» **Set problem**
Pick out each line containing the string "Chongqing" and copy it.

» **Exercise materials**
════════════════════

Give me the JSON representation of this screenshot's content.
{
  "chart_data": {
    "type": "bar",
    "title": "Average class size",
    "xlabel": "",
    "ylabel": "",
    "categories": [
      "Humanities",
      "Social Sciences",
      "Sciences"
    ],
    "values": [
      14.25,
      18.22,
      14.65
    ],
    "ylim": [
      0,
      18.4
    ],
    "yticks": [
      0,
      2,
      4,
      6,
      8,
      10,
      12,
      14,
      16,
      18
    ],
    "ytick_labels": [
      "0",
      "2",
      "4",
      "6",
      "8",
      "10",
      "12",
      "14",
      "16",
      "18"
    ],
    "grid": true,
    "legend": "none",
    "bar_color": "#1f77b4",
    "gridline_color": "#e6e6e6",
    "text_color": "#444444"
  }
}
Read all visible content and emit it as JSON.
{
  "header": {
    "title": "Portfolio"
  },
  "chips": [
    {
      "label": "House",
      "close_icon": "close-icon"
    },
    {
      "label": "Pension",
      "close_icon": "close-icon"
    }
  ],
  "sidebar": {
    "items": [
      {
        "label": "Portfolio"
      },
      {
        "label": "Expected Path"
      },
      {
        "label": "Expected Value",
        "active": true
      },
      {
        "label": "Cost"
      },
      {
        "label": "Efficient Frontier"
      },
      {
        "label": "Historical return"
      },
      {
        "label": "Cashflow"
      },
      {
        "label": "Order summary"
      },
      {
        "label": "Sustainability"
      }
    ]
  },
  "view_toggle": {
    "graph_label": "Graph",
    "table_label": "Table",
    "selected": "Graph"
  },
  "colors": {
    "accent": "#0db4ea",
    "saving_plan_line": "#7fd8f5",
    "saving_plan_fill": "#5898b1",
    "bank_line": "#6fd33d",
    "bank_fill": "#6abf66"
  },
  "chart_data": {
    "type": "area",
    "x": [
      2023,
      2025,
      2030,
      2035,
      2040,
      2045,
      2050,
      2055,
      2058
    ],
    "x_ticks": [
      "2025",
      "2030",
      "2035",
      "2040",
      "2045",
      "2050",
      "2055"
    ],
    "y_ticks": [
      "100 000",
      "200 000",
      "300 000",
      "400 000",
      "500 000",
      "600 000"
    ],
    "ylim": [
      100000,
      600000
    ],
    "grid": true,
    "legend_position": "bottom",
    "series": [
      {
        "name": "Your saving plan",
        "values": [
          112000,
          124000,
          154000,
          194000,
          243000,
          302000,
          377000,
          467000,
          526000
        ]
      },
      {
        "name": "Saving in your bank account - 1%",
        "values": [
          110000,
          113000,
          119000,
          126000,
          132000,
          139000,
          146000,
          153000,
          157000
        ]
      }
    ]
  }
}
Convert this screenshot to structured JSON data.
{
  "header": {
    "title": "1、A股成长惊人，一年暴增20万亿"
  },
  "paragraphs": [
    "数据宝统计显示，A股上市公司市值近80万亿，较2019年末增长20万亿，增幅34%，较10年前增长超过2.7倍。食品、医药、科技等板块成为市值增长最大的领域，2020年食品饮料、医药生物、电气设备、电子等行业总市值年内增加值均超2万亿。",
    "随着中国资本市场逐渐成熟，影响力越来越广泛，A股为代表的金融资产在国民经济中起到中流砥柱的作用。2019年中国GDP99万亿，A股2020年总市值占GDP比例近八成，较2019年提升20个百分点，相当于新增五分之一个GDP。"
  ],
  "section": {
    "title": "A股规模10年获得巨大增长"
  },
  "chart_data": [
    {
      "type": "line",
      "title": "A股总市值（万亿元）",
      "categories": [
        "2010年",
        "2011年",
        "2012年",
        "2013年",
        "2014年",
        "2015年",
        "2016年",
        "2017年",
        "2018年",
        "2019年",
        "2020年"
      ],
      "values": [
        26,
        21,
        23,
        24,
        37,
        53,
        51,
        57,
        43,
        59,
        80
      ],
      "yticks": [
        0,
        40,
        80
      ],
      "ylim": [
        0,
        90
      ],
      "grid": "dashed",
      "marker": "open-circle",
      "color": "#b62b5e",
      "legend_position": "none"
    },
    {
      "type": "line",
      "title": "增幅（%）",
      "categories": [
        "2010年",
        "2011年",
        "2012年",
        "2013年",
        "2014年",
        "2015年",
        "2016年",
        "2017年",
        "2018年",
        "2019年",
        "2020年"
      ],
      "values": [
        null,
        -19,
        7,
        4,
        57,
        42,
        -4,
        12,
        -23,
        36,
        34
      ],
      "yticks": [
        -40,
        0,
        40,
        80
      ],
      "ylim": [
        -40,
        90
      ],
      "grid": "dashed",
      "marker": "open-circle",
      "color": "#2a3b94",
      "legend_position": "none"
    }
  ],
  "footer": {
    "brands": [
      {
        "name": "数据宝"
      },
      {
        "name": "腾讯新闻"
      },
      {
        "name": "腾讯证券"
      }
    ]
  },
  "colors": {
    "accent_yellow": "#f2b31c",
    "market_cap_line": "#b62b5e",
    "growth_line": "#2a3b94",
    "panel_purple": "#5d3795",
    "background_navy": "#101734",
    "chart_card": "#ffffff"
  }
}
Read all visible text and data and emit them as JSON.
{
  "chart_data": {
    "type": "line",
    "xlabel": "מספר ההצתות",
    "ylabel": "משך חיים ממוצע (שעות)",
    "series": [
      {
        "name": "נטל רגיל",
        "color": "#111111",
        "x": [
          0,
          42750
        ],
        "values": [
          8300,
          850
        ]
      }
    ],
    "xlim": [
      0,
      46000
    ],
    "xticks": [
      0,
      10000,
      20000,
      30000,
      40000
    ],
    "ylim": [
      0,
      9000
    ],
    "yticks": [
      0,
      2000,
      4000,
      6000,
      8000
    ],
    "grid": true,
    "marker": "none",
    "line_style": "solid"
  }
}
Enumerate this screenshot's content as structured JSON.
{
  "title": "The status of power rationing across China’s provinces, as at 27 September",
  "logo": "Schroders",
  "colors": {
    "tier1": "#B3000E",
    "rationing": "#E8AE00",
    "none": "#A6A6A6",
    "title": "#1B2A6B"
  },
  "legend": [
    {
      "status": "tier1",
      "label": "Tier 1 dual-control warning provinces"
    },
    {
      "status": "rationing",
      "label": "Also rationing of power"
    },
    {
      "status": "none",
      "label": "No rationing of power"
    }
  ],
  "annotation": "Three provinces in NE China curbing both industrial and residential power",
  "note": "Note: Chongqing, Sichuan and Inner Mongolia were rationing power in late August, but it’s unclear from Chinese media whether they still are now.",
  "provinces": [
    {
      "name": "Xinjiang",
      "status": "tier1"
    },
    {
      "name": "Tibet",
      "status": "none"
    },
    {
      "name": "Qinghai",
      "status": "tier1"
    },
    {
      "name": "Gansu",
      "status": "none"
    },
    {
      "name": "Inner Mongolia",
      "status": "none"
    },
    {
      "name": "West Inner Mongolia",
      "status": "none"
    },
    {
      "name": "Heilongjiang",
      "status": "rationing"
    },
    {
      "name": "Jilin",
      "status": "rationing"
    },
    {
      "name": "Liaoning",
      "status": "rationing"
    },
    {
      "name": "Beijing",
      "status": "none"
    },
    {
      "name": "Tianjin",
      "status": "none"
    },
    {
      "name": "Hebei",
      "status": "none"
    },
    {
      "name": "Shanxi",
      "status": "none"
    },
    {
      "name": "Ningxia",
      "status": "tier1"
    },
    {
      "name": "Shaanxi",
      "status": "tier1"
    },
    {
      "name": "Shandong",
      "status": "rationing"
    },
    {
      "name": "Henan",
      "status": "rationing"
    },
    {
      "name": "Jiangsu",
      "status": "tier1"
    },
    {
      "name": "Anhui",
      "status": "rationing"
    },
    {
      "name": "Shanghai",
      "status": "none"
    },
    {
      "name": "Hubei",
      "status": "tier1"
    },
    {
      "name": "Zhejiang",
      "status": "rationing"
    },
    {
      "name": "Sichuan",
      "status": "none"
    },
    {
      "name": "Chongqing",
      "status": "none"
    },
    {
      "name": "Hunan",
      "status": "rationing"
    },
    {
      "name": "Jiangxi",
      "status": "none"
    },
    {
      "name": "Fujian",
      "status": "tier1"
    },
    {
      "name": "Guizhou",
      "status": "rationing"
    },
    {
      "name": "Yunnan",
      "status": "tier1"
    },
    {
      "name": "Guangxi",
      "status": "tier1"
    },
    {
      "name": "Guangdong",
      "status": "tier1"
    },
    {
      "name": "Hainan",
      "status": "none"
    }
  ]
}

════════════════════

» **Written solution**
  "note": "Note: Chongqing, Sichuan and Inner Mongolia were rationing power in late August, but it’s unclear from Chinese media whether they still are now.",
      "name": "Chongqing",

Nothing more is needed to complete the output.